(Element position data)

........

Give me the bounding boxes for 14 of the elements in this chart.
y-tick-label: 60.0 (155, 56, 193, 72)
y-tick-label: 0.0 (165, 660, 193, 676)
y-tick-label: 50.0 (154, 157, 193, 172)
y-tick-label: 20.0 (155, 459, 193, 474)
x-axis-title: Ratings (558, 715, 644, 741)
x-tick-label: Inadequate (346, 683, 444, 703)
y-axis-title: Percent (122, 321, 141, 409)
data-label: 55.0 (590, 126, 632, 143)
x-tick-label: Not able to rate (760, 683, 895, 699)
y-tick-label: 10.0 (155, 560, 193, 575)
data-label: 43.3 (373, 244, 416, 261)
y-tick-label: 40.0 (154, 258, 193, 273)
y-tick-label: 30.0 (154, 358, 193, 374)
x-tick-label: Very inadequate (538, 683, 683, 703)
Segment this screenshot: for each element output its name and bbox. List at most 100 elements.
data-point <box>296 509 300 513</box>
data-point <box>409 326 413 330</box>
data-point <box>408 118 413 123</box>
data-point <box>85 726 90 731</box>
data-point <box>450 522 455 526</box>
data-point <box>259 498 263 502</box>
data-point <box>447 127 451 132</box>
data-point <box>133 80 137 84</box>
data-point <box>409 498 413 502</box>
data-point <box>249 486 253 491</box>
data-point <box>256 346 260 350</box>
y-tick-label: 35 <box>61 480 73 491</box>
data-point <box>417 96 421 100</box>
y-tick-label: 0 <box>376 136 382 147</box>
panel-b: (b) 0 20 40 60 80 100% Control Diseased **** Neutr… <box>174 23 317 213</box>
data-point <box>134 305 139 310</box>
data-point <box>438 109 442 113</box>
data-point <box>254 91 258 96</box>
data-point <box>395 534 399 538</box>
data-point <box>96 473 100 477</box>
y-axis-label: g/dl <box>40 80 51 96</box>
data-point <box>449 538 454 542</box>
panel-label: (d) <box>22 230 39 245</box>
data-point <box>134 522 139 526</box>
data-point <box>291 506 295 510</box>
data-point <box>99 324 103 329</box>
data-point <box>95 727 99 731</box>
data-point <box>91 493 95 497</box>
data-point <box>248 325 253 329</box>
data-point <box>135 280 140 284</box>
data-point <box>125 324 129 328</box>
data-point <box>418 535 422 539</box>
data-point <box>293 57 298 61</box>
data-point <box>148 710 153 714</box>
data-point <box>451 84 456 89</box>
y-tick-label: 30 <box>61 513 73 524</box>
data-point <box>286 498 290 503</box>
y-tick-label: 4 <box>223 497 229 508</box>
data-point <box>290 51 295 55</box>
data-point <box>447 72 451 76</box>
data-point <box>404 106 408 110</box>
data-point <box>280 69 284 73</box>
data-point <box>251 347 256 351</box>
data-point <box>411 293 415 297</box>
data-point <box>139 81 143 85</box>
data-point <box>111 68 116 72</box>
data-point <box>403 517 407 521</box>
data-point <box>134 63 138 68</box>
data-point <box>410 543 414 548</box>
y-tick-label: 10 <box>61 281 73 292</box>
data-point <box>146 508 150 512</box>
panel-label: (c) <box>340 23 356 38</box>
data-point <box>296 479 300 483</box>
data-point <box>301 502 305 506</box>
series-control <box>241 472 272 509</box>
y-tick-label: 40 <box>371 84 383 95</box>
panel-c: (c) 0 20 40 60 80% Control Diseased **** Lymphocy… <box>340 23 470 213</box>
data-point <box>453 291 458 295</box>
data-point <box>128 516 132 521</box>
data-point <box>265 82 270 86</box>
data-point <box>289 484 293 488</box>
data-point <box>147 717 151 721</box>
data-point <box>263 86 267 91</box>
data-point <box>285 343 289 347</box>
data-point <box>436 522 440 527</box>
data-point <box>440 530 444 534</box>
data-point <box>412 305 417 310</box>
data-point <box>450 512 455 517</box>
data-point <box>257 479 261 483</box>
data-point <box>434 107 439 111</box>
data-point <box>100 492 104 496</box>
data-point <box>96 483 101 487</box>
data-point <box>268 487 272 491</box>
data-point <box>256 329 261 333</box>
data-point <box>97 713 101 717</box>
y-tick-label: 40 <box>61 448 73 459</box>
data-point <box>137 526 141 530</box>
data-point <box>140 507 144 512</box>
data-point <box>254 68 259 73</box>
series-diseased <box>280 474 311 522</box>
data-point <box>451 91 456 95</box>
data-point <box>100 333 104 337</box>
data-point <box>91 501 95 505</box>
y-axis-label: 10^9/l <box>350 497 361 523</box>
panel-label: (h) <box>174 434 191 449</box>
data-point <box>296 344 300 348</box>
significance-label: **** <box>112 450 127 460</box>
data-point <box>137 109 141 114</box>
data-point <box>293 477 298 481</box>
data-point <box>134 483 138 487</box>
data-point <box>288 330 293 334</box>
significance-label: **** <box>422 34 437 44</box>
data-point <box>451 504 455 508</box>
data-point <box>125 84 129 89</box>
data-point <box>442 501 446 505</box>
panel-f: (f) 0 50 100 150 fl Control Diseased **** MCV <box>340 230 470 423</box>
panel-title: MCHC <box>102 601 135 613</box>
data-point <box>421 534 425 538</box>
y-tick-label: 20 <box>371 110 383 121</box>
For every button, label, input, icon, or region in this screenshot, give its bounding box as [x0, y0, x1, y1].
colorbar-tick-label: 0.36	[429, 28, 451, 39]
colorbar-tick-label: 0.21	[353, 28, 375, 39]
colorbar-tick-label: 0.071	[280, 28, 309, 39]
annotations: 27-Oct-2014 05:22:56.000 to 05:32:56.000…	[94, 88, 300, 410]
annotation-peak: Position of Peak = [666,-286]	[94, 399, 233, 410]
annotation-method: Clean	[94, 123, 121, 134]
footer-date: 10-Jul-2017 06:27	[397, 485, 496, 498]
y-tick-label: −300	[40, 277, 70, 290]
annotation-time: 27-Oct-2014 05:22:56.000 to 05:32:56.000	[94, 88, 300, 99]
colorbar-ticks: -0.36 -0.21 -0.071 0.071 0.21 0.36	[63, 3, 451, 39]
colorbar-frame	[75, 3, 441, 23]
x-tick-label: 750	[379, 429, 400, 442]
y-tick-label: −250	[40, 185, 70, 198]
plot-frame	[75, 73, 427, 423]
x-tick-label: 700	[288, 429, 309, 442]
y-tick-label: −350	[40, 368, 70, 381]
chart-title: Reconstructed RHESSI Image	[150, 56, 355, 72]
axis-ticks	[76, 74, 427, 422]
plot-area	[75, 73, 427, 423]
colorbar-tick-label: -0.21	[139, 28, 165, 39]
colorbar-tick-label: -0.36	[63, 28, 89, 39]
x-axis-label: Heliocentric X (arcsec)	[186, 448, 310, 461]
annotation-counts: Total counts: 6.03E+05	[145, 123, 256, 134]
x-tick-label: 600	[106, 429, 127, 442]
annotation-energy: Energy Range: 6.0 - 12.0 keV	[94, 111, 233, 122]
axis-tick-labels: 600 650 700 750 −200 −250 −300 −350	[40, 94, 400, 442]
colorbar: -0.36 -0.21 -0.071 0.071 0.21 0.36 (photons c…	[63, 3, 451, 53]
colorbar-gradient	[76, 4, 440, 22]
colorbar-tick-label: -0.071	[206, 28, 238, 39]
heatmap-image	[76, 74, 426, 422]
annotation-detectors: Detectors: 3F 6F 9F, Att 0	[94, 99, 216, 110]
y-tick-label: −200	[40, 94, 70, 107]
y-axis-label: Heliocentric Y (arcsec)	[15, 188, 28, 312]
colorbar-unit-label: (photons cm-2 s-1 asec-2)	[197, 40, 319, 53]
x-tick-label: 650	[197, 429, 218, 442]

........

*Requirements*
Can you switch every "data-point" in the data above to "marker" and give back all the lines with nothing else changed?

*Worked answer*
Give me the bounding boxes for 14 of the elements in this chart.
y-tick-label: 60.0 (155, 56, 193, 72)
y-tick-label: 0.0 (165, 660, 193, 676)
y-tick-label: 50.0 (154, 157, 193, 172)
y-tick-label: 20.0 (155, 459, 193, 474)
x-axis-title: Ratings (558, 715, 644, 741)
x-tick-label: Inadequate (346, 683, 444, 703)
y-axis-title: Percent (122, 321, 141, 409)
data-label: 55.0 (590, 126, 632, 143)
x-tick-label: Not able to rate (760, 683, 895, 699)
y-tick-label: 10.0 (155, 560, 193, 575)
data-label: 43.3 (373, 244, 416, 261)
y-tick-label: 40.0 (154, 258, 193, 273)
y-tick-label: 30.0 (154, 358, 193, 374)
x-tick-label: Very inadequate (538, 683, 683, 703)
Segment this screenshot: for each element output its name and bbox. List at most 100 elements.
marker <box>296 509 300 513</box>
marker <box>409 326 413 330</box>
marker <box>408 118 413 123</box>
marker <box>85 726 90 731</box>
marker <box>450 522 455 526</box>
marker <box>259 498 263 502</box>
marker <box>447 127 451 132</box>
marker <box>133 80 137 84</box>
marker <box>409 498 413 502</box>
marker <box>249 486 253 491</box>
marker <box>256 346 260 350</box>
y-tick-label: 35 <box>61 480 73 491</box>
marker <box>417 96 421 100</box>
y-tick-label: 0 <box>376 136 382 147</box>
panel-b: (b) 0 20 40 60 80 100% Control Diseased **** Neutr… <box>174 23 317 213</box>
marker <box>134 305 139 310</box>
marker <box>438 109 442 113</box>
marker <box>254 91 258 96</box>
marker <box>395 534 399 538</box>
marker <box>96 473 100 477</box>
y-axis-label: g/dl <box>40 80 51 96</box>
marker <box>449 538 454 542</box>
panel-label: (d) <box>22 230 39 245</box>
marker <box>134 522 139 526</box>
marker <box>291 506 295 510</box>
marker <box>99 324 103 329</box>
marker <box>95 727 99 731</box>
marker <box>91 493 95 497</box>
marker <box>248 325 253 329</box>
marker <box>135 280 140 284</box>
marker <box>125 324 129 328</box>
marker <box>418 535 422 539</box>
marker <box>293 57 298 61</box>
marker <box>148 710 153 714</box>
marker <box>451 84 456 89</box>
y-tick-label: 30 <box>61 513 73 524</box>
marker <box>286 498 290 503</box>
y-tick-label: 4 <box>223 497 229 508</box>
marker <box>290 51 295 55</box>
marker <box>447 72 451 76</box>
marker <box>404 106 408 110</box>
marker <box>280 69 284 73</box>
marker <box>251 347 256 351</box>
marker <box>411 293 415 297</box>
marker <box>139 81 143 85</box>
marker <box>111 68 116 72</box>
marker <box>403 517 407 521</box>
marker <box>134 63 138 68</box>
marker <box>410 543 414 548</box>
y-tick-label: 10 <box>61 281 73 292</box>
marker <box>146 508 150 512</box>
panel-label: (c) <box>340 23 356 38</box>
marker <box>296 479 300 483</box>
marker <box>301 502 305 506</box>
series-control <box>241 472 272 509</box>
y-tick-label: 40 <box>371 84 383 95</box>
panel-c: (c) 0 20 40 60 80% Control Diseased **** Lymphocy… <box>340 23 470 213</box>
marker <box>453 291 458 295</box>
marker <box>128 516 132 521</box>
marker <box>265 82 270 86</box>
marker <box>289 484 293 488</box>
marker <box>147 717 151 721</box>
marker <box>263 86 267 91</box>
marker <box>285 343 289 347</box>
marker <box>436 522 440 527</box>
marker <box>440 530 444 534</box>
marker <box>412 305 417 310</box>
marker <box>450 512 455 517</box>
marker <box>257 479 261 483</box>
marker <box>434 107 439 111</box>
marker <box>100 492 104 496</box>
marker <box>96 483 101 487</box>
marker <box>268 487 272 491</box>
marker <box>256 329 261 333</box>
marker <box>97 713 101 717</box>
y-tick-label: 40 <box>61 448 73 459</box>
marker <box>137 526 141 530</box>
marker <box>140 507 144 512</box>
marker <box>254 68 259 73</box>
series-diseased <box>280 474 311 522</box>
marker <box>451 91 456 95</box>
marker <box>100 333 104 337</box>
marker <box>91 501 95 505</box>
y-axis-label: 10^9/l <box>350 497 361 523</box>
panel-label: (h) <box>174 434 191 449</box>
marker <box>296 344 300 348</box>
significance-label: **** <box>112 450 127 460</box>
marker <box>137 109 141 114</box>
marker <box>293 477 298 481</box>
marker <box>134 483 138 487</box>
marker <box>288 330 293 334</box>
significance-label: **** <box>422 34 437 44</box>
marker <box>451 504 455 508</box>
marker <box>125 84 129 89</box>
marker <box>442 501 446 505</box>
panel-f: (f) 0 50 100 150 fl Control Diseased **** MCV <box>340 230 470 423</box>
panel-title: MCHC <box>102 601 135 613</box>
marker <box>421 534 425 538</box>
y-tick-label: 20 <box>371 110 383 121</box>
For every button, label, input, icon, or region in this screenshot, give its bounding box as [x0, y0, x1, y1].
colorbar-tick-label: 0.36	[429, 28, 451, 39]
colorbar-tick-label: 0.21	[353, 28, 375, 39]
colorbar-tick-label: 0.071	[280, 28, 309, 39]
annotations: 27-Oct-2014 05:22:56.000 to 05:32:56.000…	[94, 88, 300, 410]
annotation-peak: Position of Peak = [666,-286]	[94, 399, 233, 410]
annotation-method: Clean	[94, 123, 121, 134]
footer-date: 10-Jul-2017 06:27	[397, 485, 496, 498]
y-tick-label: −300	[40, 277, 70, 290]
annotation-time: 27-Oct-2014 05:22:56.000 to 05:32:56.000	[94, 88, 300, 99]
colorbar-ticks: -0.36 -0.21 -0.071 0.071 0.21 0.36	[63, 3, 451, 39]
colorbar-frame	[75, 3, 441, 23]
x-tick-label: 750	[379, 429, 400, 442]
y-tick-label: −250	[40, 185, 70, 198]
plot-frame	[75, 73, 427, 423]
x-tick-label: 700	[288, 429, 309, 442]
y-tick-label: −350	[40, 368, 70, 381]
chart-title: Reconstructed RHESSI Image	[150, 56, 355, 72]
axis-ticks	[76, 74, 427, 422]
plot-area	[75, 73, 427, 423]
colorbar-tick-label: -0.21	[139, 28, 165, 39]
colorbar-tick-label: -0.36	[63, 28, 89, 39]
x-axis-label: Heliocentric X (arcsec)	[186, 448, 310, 461]
annotation-counts: Total counts: 6.03E+05	[145, 123, 256, 134]
x-tick-label: 600	[106, 429, 127, 442]
annotation-energy: Energy Range: 6.0 - 12.0 keV	[94, 111, 233, 122]
axis-tick-labels: 600 650 700 750 −200 −250 −300 −350	[40, 94, 400, 442]
colorbar: -0.36 -0.21 -0.071 0.071 0.21 0.36 (photons c…	[63, 3, 451, 53]
colorbar-gradient	[76, 4, 440, 22]
colorbar-tick-label: -0.071	[206, 28, 238, 39]
heatmap-image	[76, 74, 426, 422]
annotation-detectors: Detectors: 3F 6F 9F, Att 0	[94, 99, 216, 110]
y-tick-label: −200	[40, 94, 70, 107]
y-axis-label: Heliocentric Y (arcsec)	[15, 188, 28, 312]
colorbar-unit-label: (photons cm-2 s-1 asec-2)	[197, 40, 319, 53]
x-tick-label: 650	[197, 429, 218, 442]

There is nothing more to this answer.